▶ [Exercise description]: Locate every line in the records below that contains the word "ликвидации", and copy each one.

▶ [Extracted information]:
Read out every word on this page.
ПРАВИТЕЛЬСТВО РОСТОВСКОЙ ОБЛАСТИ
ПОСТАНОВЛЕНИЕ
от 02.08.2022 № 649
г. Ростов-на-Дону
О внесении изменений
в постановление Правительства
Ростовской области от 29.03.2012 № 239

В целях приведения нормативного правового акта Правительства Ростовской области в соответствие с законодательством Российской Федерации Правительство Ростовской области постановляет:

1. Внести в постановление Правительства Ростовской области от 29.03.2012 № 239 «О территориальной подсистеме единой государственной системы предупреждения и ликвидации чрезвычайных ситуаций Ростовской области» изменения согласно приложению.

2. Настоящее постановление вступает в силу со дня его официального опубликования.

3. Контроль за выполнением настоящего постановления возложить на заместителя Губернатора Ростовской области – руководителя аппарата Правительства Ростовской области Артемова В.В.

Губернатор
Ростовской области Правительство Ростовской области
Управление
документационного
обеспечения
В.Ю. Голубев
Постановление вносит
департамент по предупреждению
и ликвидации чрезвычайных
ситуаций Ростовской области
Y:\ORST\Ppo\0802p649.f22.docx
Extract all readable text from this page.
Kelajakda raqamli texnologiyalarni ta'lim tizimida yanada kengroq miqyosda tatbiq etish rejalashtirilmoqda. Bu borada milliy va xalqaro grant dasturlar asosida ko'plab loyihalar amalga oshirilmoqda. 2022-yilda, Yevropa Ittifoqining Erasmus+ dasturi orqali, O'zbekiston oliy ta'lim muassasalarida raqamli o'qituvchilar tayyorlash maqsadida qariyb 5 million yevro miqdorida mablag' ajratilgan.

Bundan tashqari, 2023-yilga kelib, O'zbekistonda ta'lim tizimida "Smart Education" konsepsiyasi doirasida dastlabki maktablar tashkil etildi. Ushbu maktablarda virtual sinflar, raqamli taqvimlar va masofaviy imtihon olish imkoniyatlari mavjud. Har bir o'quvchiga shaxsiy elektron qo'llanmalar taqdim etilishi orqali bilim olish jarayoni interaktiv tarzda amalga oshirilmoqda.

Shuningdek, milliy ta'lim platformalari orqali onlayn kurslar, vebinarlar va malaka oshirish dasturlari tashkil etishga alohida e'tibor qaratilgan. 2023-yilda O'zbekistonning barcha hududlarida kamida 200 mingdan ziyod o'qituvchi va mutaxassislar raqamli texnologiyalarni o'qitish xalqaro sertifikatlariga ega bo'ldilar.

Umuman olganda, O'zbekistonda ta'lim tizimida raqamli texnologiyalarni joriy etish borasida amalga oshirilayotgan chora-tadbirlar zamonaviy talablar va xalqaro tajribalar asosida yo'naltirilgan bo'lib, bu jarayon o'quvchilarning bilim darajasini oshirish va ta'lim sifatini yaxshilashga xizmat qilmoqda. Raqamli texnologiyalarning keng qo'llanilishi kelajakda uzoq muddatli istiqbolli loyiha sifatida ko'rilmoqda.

▶ [Task result]:
1. Внести в постановление Правительства Ростовской области от 29.03.2012 № 239 «О территориальной подсистеме единой государственной системы предупреждения и ликвидации чрезвычайных ситуаций Ростовской области» изменения согласно приложению.
и ликвидации чрезвычайных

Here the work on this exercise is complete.